* SHORT TASK *
Leave out the images; return the rest of the data exactly.

* MATERIAL PROVIDED *

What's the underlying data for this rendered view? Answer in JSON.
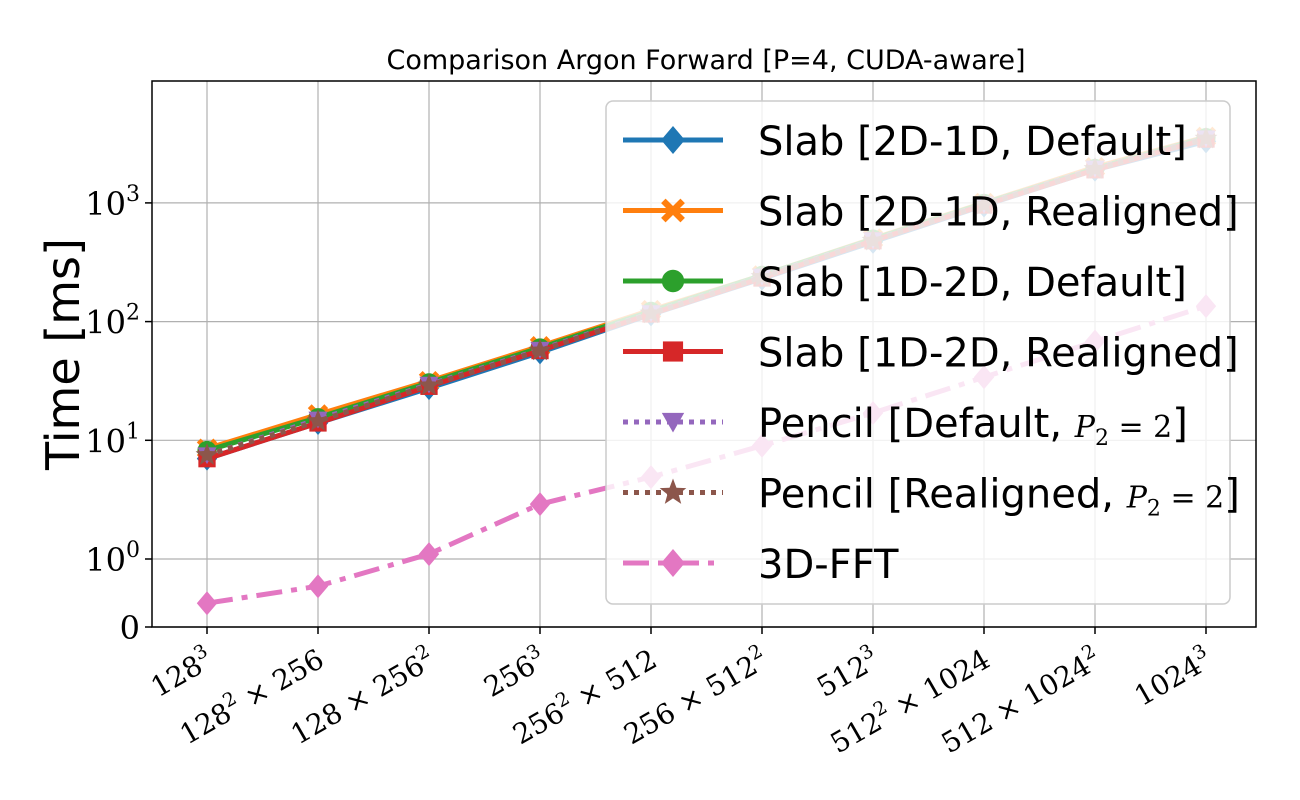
{
  "chart_data": {
    "type": "line",
    "title": "Comparison Argon Forward [P=4, CUDA-aware]",
    "xlabel": "",
    "ylabel": "Time [ms]",
    "yscale": "symlog",
    "grid": true,
    "legend_position": "upper-right",
    "categories": [
      {
        "base": "128",
        "sup": "3",
        "mid": "",
        "base2": "",
        "sup2": ""
      },
      {
        "base": "128",
        "sup": "2",
        "mid": " × 256",
        "base2": "",
        "sup2": ""
      },
      {
        "base": "128 × 256",
        "sup": "2",
        "mid": "",
        "base2": "",
        "sup2": ""
      },
      {
        "base": "256",
        "sup": "3",
        "mid": "",
        "base2": "",
        "sup2": ""
      },
      {
        "base": "256",
        "sup": "2",
        "mid": " × 512",
        "base2": "",
        "sup2": ""
      },
      {
        "base": "256 × 512",
        "sup": "2",
        "mid": "",
        "base2": "",
        "sup2": ""
      },
      {
        "base": "512",
        "sup": "3",
        "mid": "",
        "base2": "",
        "sup2": ""
      },
      {
        "base": "512",
        "sup": "2",
        "mid": " × 1024",
        "base2": "",
        "sup2": ""
      },
      {
        "base": "512 × 1024",
        "sup": "2",
        "mid": "",
        "base2": "",
        "sup2": ""
      },
      {
        "base": "1024",
        "sup": "3",
        "mid": "",
        "base2": "",
        "sup2": ""
      }
    ],
    "y_ticks": [
      {
        "value": 0,
        "base": "0",
        "exp": ""
      },
      {
        "value": 1,
        "base": "10",
        "exp": "0"
      },
      {
        "value": 10,
        "base": "10",
        "exp": "1"
      },
      {
        "value": 100,
        "base": "10",
        "exp": "2"
      },
      {
        "value": 1000,
        "base": "10",
        "exp": "3"
      }
    ],
    "series": [
      {
        "name": "Slab [2D-1D, Default]",
        "color": "#1f77b4",
        "marker": "diamond",
        "linestyle": "solid",
        "values": [
          7.0,
          14.0,
          27.5,
          55,
          115,
          230,
          470,
          950,
          1900,
          3300
        ]
      },
      {
        "name": "Slab [2D-1D, Realigned]",
        "color": "#ff7f0e",
        "marker": "x-filled",
        "linestyle": "solid",
        "values": [
          8.5,
          16.5,
          31.5,
          62,
          125,
          245,
          500,
          1000,
          2000,
          3600
        ]
      },
      {
        "name": "Slab [1D-2D, Default]",
        "color": "#2ca02c",
        "marker": "circle",
        "linestyle": "solid",
        "values": [
          8.2,
          15.5,
          30.5,
          60,
          122,
          245,
          495,
          990,
          1950,
          3550
        ]
      },
      {
        "name": "Slab [1D-2D, Realigned]",
        "color": "#d62728",
        "marker": "square",
        "linestyle": "solid",
        "values": [
          7.0,
          14.0,
          28.5,
          57,
          116,
          233,
          480,
          960,
          1900,
          3450
        ]
      },
      {
        "name": "Pencil [Default, ",
        "math": "P",
        "math_sub": "2",
        "math_rest": " = 2",
        "suffix": "]",
        "color": "#9467bd",
        "marker": "triangle-down",
        "linestyle": "dotted",
        "values": [
          7.5,
          15.0,
          29.5,
          58,
          118,
          240,
          485,
          970,
          1950,
          3500
        ]
      },
      {
        "name": "Pencil [Realigned, ",
        "math": "P",
        "math_sub": "2",
        "math_rest": " = 2",
        "suffix": "]",
        "color": "#8c564b",
        "marker": "star",
        "linestyle": "dotted",
        "values": [
          7.5,
          14.5,
          29.0,
          57,
          117,
          238,
          480,
          965,
          1930,
          3480
        ]
      },
      {
        "name": "3D-FFT",
        "color": "#e377c2",
        "marker": "diamond",
        "linestyle": "dashdot",
        "values": [
          0.35,
          0.6,
          1.1,
          2.9,
          4.9,
          9.0,
          17.0,
          34.0,
          68.0,
          135.0
        ]
      }
    ]
  }
}
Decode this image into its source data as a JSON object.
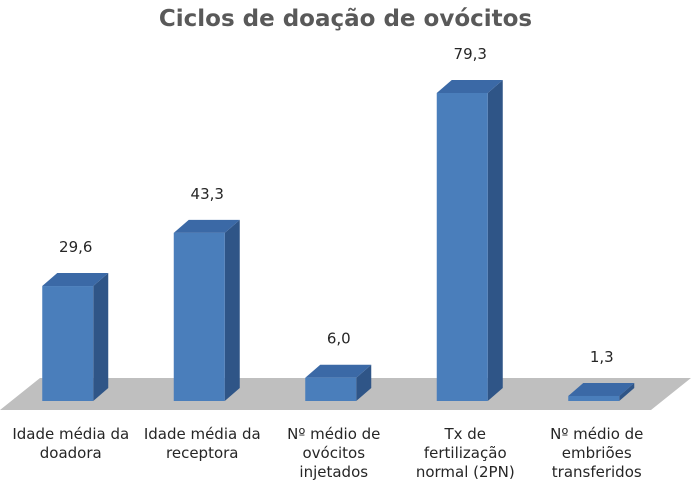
{
  "chart_data": {
    "type": "bar",
    "title": "Ciclos de doação de ovócitos",
    "xlabel": "",
    "ylabel": "",
    "categories": [
      [
        "Idade média da",
        "doadora"
      ],
      [
        "Idade média da",
        "receptora"
      ],
      [
        "Nº médio de",
        "ovócitos",
        "injetados"
      ],
      [
        "Tx de",
        "fertilização",
        "normal (2PN)"
      ],
      [
        "Nº médio de",
        "embriões",
        "transferidos"
      ]
    ],
    "values": [
      29.6,
      43.3,
      6.0,
      79.3,
      1.3
    ],
    "data_labels": [
      "29,6",
      "43,3",
      "6,0",
      "79,3",
      "1,3"
    ],
    "ylim": [
      0,
      79.3
    ],
    "grid": false,
    "legend": "none",
    "style": "3d-column",
    "colors": {
      "bar_front": "#4a7ebb",
      "bar_side": "#2f5587",
      "bar_top": "#3b69a6",
      "floor": "#bfbfbf",
      "title": "#595959",
      "text": "#262626"
    }
  }
}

* THE RESULT *
What's the underlying data for this rendered view? Answer in JSON.
{
  "chart_data": {
    "type": "line",
    "title": "Comparison Argon Forward [P=4, CUDA-aware]",
    "xlabel": "",
    "ylabel": "Time [ms]",
    "yscale": "symlog",
    "grid": true,
    "legend_position": "upper-right",
    "categories": [
      {
        "base": "128",
        "sup": "3",
        "mid": "",
        "base2": "",
        "sup2": ""
      },
      {
        "base": "128",
        "sup": "2",
        "mid": " × 256",
        "base2": "",
        "sup2": ""
      },
      {
        "base": "128 × 256",
        "sup": "2",
        "mid": "",
        "base2": "",
        "sup2": ""
      },
      {
        "base": "256",
        "sup": "3",
        "mid": "",
        "base2": "",
        "sup2": ""
      },
      {
        "base": "256",
        "sup": "2",
        "mid": " × 512",
        "base2": "",
        "sup2": ""
      },
      {
        "base": "256 × 512",
        "sup": "2",
        "mid": "",
        "base2": "",
        "sup2": ""
      },
      {
        "base": "512",
        "sup": "3",
        "mid": "",
        "base2": "",
        "sup2": ""
      },
      {
        "base": "512",
        "sup": "2",
        "mid": " × 1024",
        "base2": "",
        "sup2": ""
      },
      {
        "base": "512 × 1024",
        "sup": "2",
        "mid": "",
        "base2": "",
        "sup2": ""
      },
      {
        "base": "1024",
        "sup": "3",
        "mid": "",
        "base2": "",
        "sup2": ""
      }
    ],
    "y_ticks": [
      {
        "value": 0,
        "base": "0",
        "exp": ""
      },
      {
        "value": 1,
        "base": "10",
        "exp": "0"
      },
      {
        "value": 10,
        "base": "10",
        "exp": "1"
      },
      {
        "value": 100,
        "base": "10",
        "exp": "2"
      },
      {
        "value": 1000,
        "base": "10",
        "exp": "3"
      }
    ],
    "series": [
      {
        "name": "Slab [2D-1D, Default]",
        "color": "#1f77b4",
        "marker": "diamond",
        "linestyle": "solid",
        "values": [
          7.0,
          14.0,
          27.5,
          55,
          115,
          230,
          470,
          950,
          1900,
          3300
        ]
      },
      {
        "name": "Slab [2D-1D, Realigned]",
        "color": "#ff7f0e",
        "marker": "x-filled",
        "linestyle": "solid",
        "values": [
          8.5,
          16.5,
          31.5,
          62,
          125,
          245,
          500,
          1000,
          2000,
          3600
        ]
      },
      {
        "name": "Slab [1D-2D, Default]",
        "color": "#2ca02c",
        "marker": "circle",
        "linestyle": "solid",
        "values": [
          8.2,
          15.5,
          30.5,
          60,
          122,
          245,
          495,
          990,
          1950,
          3550
        ]
      },
      {
        "name": "Slab [1D-2D, Realigned]",
        "color": "#d62728",
        "marker": "square",
        "linestyle": "solid",
        "values": [
          7.0,
          14.0,
          28.5,
          57,
          116,
          233,
          480,
          960,
          1900,
          3450
        ]
      },
      {
        "name": "Pencil [Default, ",
        "math": "P",
        "math_sub": "2",
        "math_rest": " = 2",
        "suffix": "]",
        "color": "#9467bd",
        "marker": "triangle-down",
        "linestyle": "dotted",
        "values": [
          7.5,
          15.0,
          29.5,
          58,
          118,
          240,
          485,
          970,
          1950,
          3500
        ]
      },
      {
        "name": "Pencil [Realigned, ",
        "math": "P",
        "math_sub": "2",
        "math_rest": " = 2",
        "suffix": "]",
        "color": "#8c564b",
        "marker": "star",
        "linestyle": "dotted",
        "values": [
          7.5,
          14.5,
          29.0,
          57,
          117,
          238,
          480,
          965,
          1930,
          3480
        ]
      },
      {
        "name": "3D-FFT",
        "color": "#e377c2",
        "marker": "diamond",
        "linestyle": "dashdot",
        "values": [
          0.35,
          0.6,
          1.1,
          2.9,
          4.9,
          9.0,
          17.0,
          34.0,
          68.0,
          135.0
        ]
      }
    ]
  }
}
Decode this image into its source data as a JSON object.
{
  "chart_data": {
    "type": "bar",
    "title": "Ciclos de doação de ovócitos",
    "xlabel": "",
    "ylabel": "",
    "categories": [
      [
        "Idade média da",
        "doadora"
      ],
      [
        "Idade média da",
        "receptora"
      ],
      [
        "Nº médio de",
        "ovócitos",
        "injetados"
      ],
      [
        "Tx de",
        "fertilização",
        "normal (2PN)"
      ],
      [
        "Nº médio de",
        "embriões",
        "transferidos"
      ]
    ],
    "values": [
      29.6,
      43.3,
      6.0,
      79.3,
      1.3
    ],
    "data_labels": [
      "29,6",
      "43,3",
      "6,0",
      "79,3",
      "1,3"
    ],
    "ylim": [
      0,
      79.3
    ],
    "grid": false,
    "legend": "none",
    "style": "3d-column",
    "colors": {
      "bar_front": "#4a7ebb",
      "bar_side": "#2f5587",
      "bar_top": "#3b69a6",
      "floor": "#bfbfbf",
      "title": "#595959",
      "text": "#262626"
    }
  }
}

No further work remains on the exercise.